> [Objective] Write every record out again exactly, and keep images out of it.

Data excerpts
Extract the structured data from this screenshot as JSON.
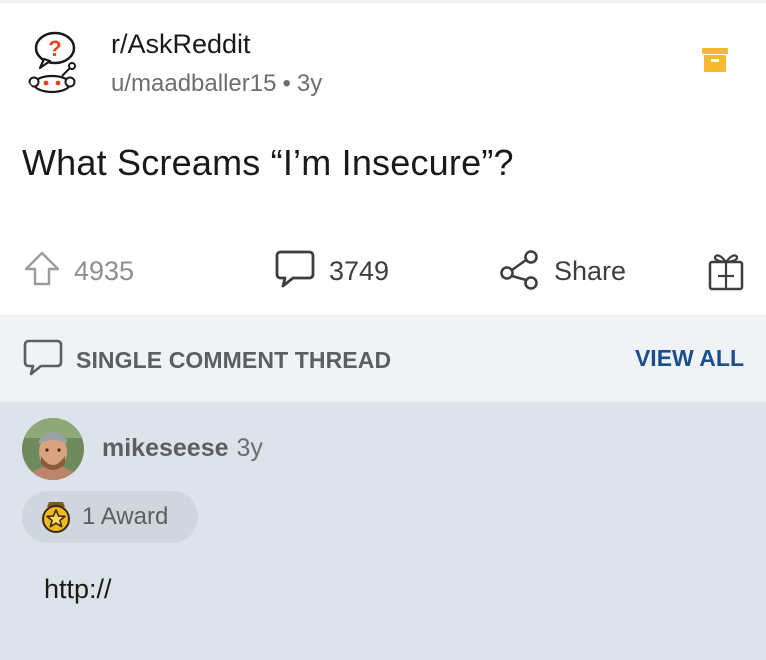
{
  "post": {
    "subreddit": "r/AskReddit",
    "author": "u/maadballer15",
    "separator": "•",
    "age": "3y",
    "title": "What Screams “I’m Insecure”?"
  },
  "actions": {
    "votes": "4935",
    "comments": "3749",
    "share": "Share"
  },
  "thread": {
    "label": "SINGLE COMMENT THREAD",
    "view_all": "VIEW ALL"
  },
  "comment": {
    "author": "mikeseese",
    "age": "3y",
    "award": "1 Award",
    "body": "http://"
  },
  "colors": {
    "save_icon": "#f5b82e",
    "link_blue": "#1b4e8c",
    "comment_bg": "#dde3ea",
    "thread_bg": "#f0f2f4"
  },
  "icons": [
    "subreddit-icon",
    "save-icon",
    "upvote-icon",
    "comment-icon",
    "share-icon",
    "gift-icon",
    "thread-comment-icon",
    "award-icon"
  ]
}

> [Answer to the problem]
Extract the structured data from this screenshot as JSON.
{
  "post": {
    "subreddit": "r/AskReddit",
    "author": "u/maadballer15",
    "separator": "•",
    "age": "3y",
    "title": "What Screams “I’m Insecure”?"
  },
  "actions": {
    "votes": "4935",
    "comments": "3749",
    "share": "Share"
  },
  "thread": {
    "label": "SINGLE COMMENT THREAD",
    "view_all": "VIEW ALL"
  },
  "comment": {
    "author": "mikeseese",
    "age": "3y",
    "award": "1 Award",
    "body": "http://"
  },
  "colors": {
    "save_icon": "#f5b82e",
    "link_blue": "#1b4e8c",
    "comment_bg": "#dde3ea",
    "thread_bg": "#f0f2f4"
  },
  "icons": [
    "subreddit-icon",
    "save-icon",
    "upvote-icon",
    "comment-icon",
    "share-icon",
    "gift-icon",
    "thread-comment-icon",
    "award-icon"
  ]
}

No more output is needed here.